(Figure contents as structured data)
________________________

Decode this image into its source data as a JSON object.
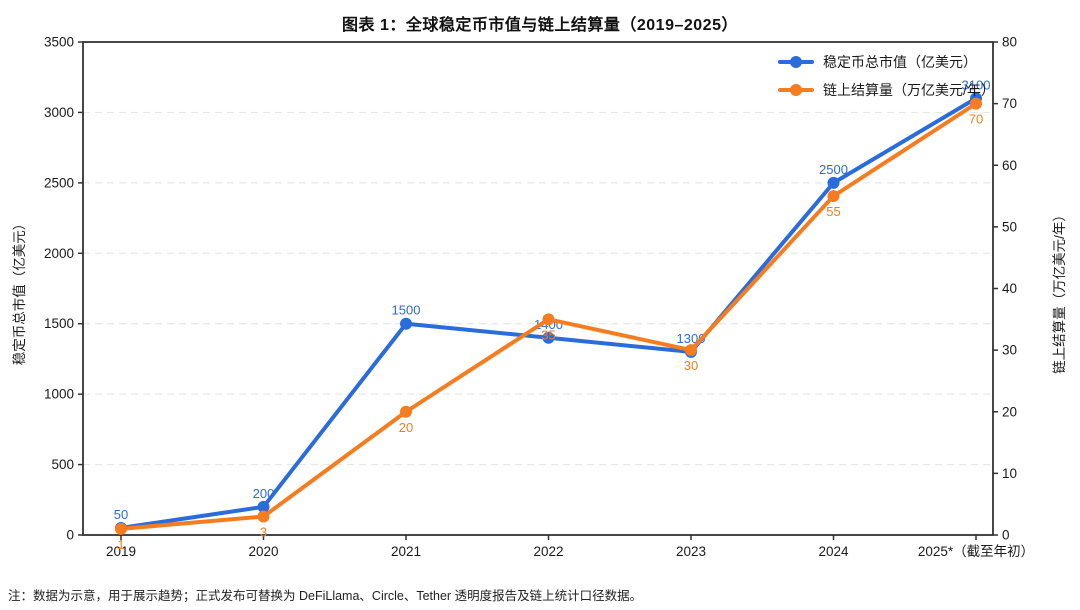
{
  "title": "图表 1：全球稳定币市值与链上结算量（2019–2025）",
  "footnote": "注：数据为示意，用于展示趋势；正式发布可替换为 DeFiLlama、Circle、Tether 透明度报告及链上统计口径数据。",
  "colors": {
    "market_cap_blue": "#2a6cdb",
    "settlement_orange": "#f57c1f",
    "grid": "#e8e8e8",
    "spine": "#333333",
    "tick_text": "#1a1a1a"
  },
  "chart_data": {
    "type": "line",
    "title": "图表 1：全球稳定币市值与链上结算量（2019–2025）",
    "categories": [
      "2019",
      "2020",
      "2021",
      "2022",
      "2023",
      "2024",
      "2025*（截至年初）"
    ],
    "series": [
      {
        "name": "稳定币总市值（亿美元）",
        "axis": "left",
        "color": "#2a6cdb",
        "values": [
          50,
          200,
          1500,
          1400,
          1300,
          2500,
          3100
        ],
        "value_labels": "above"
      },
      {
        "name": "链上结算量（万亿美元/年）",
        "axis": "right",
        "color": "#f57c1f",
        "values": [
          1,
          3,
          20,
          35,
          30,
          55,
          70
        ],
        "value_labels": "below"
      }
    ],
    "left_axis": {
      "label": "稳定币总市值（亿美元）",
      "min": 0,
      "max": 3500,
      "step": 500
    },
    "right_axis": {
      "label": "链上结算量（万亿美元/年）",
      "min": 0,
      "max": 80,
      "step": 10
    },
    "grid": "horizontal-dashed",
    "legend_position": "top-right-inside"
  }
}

________________________

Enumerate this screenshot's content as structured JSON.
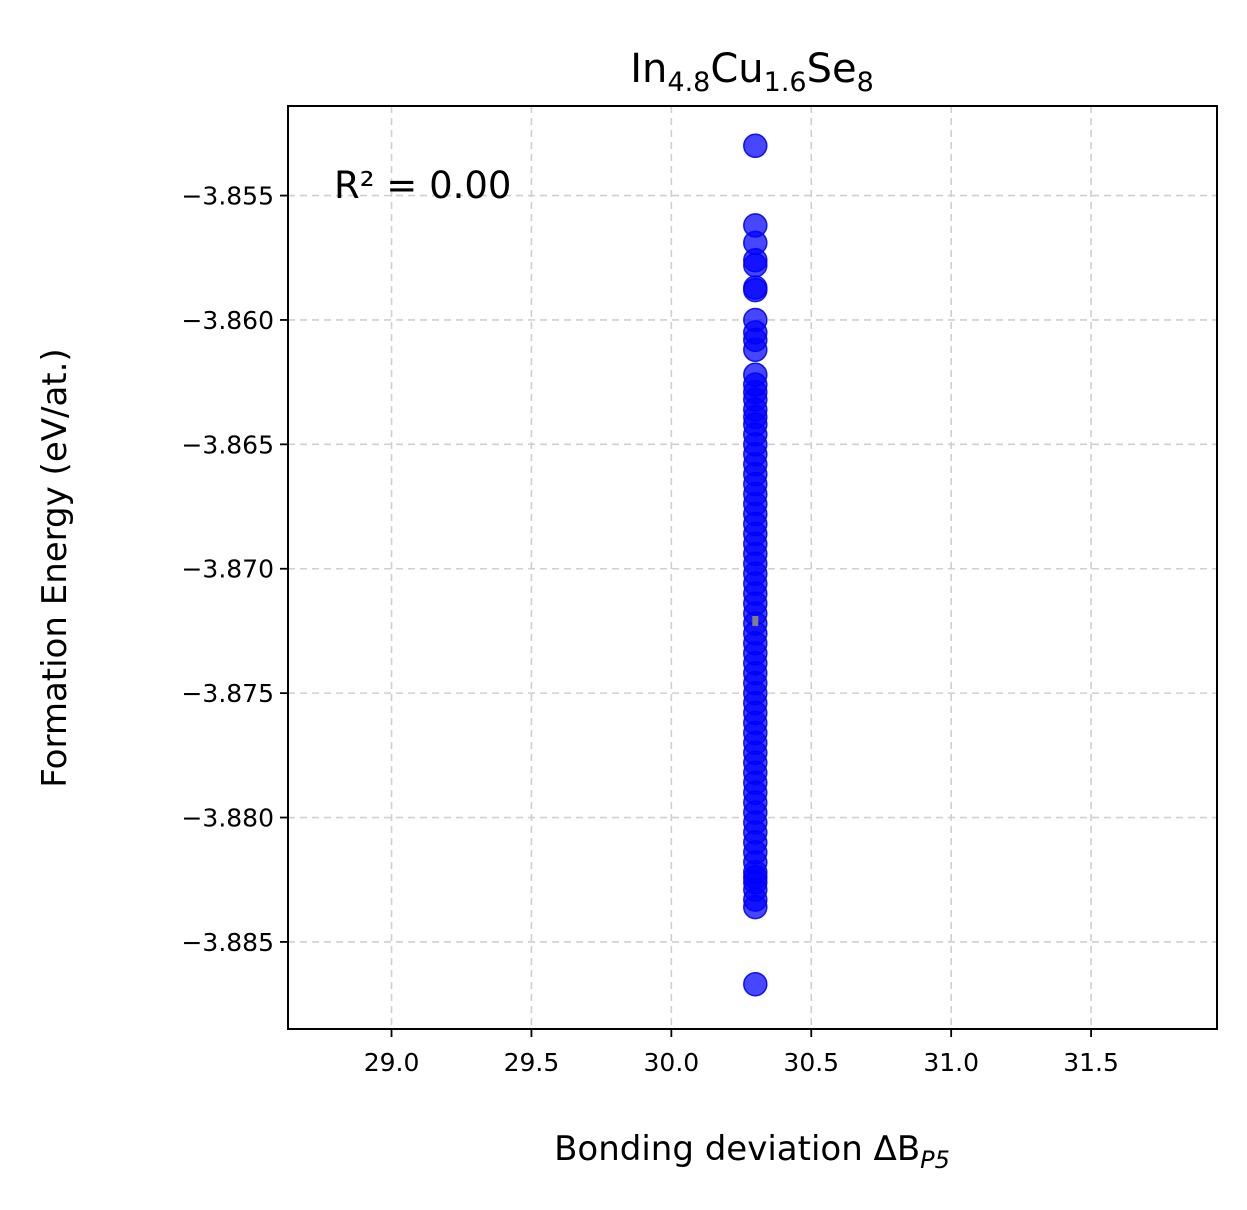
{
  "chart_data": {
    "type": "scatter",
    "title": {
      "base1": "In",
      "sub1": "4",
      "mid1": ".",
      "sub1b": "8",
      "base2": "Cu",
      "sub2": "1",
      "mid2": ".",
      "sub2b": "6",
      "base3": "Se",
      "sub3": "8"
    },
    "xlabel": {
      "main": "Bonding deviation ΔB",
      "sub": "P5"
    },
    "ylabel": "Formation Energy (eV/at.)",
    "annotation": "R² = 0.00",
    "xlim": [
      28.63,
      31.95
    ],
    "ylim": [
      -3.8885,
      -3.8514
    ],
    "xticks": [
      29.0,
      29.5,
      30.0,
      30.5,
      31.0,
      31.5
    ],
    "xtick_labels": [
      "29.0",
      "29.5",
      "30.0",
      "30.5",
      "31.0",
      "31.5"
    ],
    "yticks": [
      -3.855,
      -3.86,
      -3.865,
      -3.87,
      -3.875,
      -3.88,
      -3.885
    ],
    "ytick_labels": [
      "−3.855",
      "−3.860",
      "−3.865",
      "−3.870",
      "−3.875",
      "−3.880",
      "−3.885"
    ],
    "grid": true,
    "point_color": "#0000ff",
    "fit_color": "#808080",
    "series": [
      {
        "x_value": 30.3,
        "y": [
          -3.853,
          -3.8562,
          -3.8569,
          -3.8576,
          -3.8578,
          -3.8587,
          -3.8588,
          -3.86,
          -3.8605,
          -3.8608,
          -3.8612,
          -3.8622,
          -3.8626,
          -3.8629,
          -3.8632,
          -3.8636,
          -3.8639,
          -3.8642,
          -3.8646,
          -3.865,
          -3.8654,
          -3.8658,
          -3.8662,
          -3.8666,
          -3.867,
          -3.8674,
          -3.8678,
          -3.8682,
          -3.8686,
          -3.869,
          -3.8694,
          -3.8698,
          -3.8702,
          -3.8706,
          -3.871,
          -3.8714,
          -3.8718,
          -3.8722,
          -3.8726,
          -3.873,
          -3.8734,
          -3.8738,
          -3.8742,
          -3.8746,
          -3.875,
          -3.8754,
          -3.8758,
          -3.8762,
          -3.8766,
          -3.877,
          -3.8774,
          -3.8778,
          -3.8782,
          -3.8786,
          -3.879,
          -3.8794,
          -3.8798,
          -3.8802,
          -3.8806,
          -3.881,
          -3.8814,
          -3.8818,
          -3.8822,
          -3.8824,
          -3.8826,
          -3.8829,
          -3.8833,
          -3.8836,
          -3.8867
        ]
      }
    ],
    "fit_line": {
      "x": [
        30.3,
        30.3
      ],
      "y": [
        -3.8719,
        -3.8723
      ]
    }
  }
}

________________________

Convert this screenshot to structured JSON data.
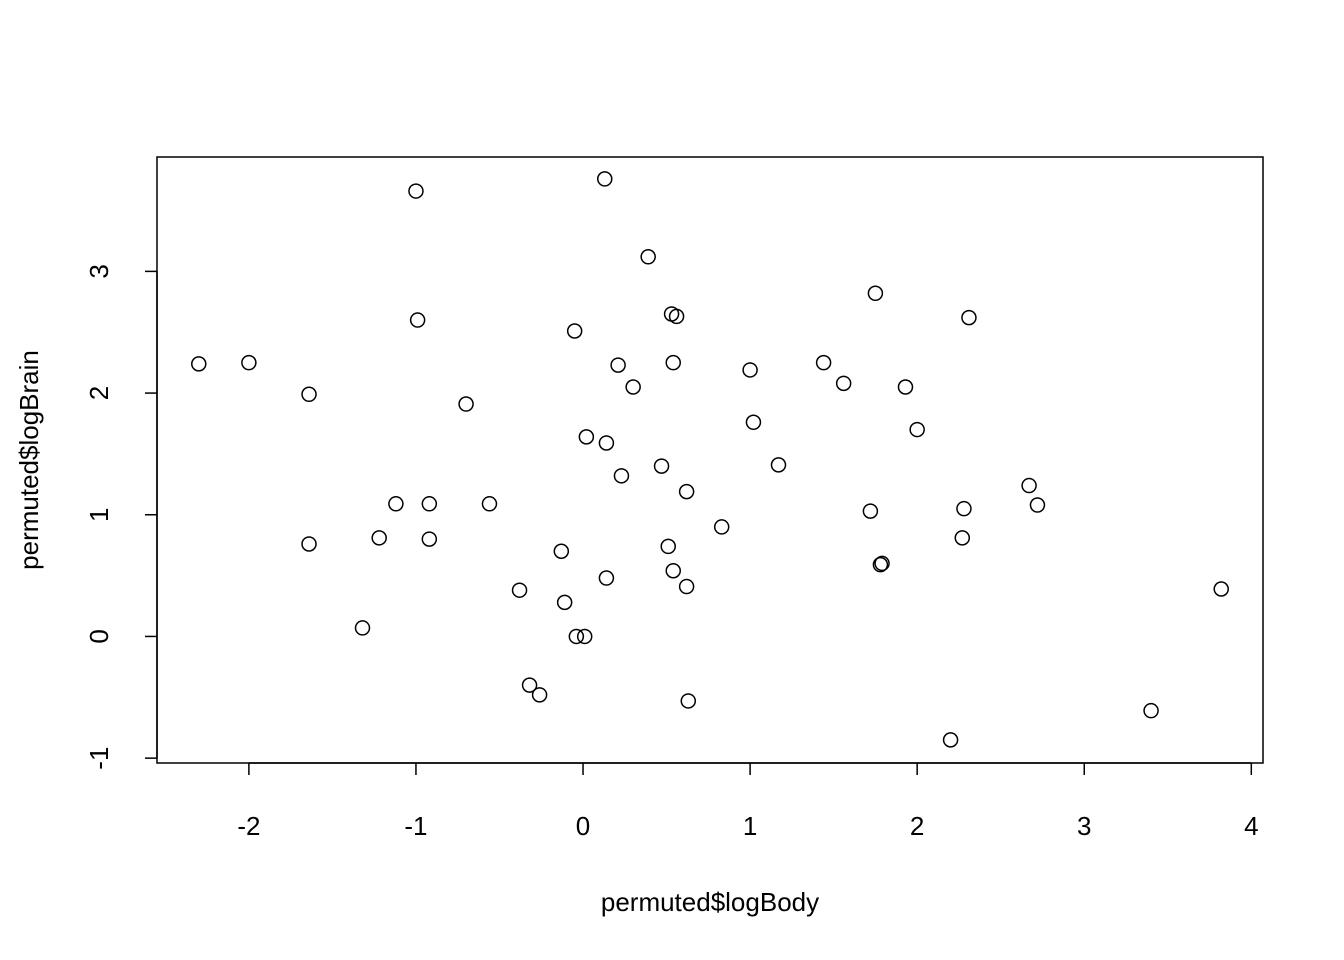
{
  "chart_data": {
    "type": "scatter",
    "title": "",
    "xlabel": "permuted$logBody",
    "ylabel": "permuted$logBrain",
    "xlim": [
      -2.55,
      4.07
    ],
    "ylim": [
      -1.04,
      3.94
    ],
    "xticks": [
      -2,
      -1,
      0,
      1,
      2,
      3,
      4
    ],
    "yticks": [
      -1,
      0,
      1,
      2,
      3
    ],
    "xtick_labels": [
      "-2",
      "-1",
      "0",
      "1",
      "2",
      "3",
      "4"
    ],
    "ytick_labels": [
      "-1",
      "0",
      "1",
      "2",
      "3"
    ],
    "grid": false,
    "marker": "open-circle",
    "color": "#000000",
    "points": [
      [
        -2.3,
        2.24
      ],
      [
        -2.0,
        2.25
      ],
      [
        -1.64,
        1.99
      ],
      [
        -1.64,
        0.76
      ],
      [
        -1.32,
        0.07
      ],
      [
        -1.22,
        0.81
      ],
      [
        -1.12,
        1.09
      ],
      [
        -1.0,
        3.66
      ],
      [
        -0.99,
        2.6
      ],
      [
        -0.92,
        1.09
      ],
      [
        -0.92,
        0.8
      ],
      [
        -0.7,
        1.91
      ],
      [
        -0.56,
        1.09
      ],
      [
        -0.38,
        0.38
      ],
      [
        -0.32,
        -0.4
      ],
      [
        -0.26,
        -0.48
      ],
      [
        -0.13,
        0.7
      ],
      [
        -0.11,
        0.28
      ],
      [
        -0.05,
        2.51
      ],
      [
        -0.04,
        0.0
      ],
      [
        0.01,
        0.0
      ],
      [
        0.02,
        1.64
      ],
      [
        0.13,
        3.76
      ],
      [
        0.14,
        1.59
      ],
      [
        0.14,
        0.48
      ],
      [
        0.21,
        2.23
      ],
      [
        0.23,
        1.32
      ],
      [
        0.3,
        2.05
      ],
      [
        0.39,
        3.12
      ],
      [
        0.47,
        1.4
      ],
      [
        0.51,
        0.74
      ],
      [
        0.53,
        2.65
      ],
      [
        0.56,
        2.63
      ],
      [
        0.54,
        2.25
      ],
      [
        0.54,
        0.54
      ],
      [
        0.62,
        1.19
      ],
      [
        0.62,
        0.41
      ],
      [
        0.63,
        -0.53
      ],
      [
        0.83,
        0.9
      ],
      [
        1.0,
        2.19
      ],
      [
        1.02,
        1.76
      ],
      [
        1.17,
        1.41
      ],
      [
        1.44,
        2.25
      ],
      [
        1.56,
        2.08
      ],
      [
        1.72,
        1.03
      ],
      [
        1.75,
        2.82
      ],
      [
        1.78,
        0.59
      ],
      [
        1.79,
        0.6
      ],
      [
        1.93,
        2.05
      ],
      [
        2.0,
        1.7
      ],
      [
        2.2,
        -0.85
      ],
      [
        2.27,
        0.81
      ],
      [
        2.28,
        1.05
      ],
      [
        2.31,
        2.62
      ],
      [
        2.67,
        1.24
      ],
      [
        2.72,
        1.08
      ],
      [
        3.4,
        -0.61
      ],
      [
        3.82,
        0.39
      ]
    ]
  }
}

________________________

## WHAT THE EXERCISE ASKS
Tally up the lines in the preceding listing that contain the string "screenshot". Respond with the number and nothing else.

## RESULT FOR THIS EXERCISE
2